Short exercise
Find the string "percent" and gather every line that holds it.

Extracted entries

::::::

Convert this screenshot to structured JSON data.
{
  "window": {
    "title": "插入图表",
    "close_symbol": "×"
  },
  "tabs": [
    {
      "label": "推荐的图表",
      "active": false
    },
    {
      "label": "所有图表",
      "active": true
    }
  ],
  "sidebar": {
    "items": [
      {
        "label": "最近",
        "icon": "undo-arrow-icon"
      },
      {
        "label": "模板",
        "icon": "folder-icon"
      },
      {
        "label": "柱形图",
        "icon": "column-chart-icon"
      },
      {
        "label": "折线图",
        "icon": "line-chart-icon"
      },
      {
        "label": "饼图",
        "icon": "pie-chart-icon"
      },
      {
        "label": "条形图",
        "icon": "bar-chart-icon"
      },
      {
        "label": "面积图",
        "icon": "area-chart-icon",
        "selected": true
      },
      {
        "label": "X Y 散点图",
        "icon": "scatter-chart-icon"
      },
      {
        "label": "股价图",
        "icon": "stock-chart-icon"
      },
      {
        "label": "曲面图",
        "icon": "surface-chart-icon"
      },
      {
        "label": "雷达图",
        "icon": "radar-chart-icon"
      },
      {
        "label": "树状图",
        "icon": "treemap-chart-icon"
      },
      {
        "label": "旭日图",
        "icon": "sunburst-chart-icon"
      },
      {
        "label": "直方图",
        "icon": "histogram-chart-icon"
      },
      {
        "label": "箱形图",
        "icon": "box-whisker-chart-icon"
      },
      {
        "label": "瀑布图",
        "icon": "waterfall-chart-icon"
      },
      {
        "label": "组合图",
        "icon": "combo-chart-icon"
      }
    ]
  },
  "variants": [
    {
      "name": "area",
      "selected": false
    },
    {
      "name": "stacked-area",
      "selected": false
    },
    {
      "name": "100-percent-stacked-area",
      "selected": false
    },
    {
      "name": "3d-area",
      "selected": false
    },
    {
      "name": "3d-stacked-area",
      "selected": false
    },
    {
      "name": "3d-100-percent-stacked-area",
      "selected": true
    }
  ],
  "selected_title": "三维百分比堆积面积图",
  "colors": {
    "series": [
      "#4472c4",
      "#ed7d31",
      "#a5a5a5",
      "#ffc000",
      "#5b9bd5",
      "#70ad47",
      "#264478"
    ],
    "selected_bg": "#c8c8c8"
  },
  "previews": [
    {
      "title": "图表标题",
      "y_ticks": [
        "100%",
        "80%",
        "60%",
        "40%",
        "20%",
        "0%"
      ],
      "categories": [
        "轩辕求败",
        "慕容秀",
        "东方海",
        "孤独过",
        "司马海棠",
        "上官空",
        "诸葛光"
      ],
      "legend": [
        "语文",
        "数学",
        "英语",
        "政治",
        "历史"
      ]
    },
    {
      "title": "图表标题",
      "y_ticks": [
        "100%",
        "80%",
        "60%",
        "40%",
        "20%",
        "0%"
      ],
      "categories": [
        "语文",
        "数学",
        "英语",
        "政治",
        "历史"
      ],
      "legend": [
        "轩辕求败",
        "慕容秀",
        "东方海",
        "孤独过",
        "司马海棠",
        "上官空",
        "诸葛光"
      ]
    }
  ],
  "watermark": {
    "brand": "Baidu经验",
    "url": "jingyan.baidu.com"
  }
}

::::::

Completed task
      "name": "100-percent-stacked-area",
      "name": "3d-100-percent-stacked-area",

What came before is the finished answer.